__Exercise materials__.
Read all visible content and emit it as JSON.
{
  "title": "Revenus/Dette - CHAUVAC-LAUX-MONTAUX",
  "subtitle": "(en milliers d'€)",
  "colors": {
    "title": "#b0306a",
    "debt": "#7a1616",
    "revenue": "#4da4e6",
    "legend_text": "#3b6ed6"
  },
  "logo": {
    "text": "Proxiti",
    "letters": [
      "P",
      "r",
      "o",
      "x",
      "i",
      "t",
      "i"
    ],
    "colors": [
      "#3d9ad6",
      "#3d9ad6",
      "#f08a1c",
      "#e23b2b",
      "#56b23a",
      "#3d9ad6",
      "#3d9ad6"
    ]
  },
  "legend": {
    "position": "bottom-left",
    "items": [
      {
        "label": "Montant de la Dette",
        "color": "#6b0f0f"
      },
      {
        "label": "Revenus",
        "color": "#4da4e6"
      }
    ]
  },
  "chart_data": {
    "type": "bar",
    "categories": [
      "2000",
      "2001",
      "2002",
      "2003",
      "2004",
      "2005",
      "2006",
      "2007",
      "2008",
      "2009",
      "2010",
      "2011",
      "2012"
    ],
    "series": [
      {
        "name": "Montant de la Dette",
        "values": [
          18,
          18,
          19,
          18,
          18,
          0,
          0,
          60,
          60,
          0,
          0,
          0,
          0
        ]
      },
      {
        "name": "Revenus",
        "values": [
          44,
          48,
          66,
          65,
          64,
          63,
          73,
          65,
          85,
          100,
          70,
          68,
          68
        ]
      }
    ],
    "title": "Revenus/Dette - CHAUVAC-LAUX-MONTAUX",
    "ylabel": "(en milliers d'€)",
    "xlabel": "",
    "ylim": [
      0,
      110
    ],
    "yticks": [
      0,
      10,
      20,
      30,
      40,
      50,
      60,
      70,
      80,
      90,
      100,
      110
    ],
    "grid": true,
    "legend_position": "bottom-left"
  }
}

__Task details__.
Across the material above, how many lines include the string "left"? Only the number is wanted.

__The reply__.
2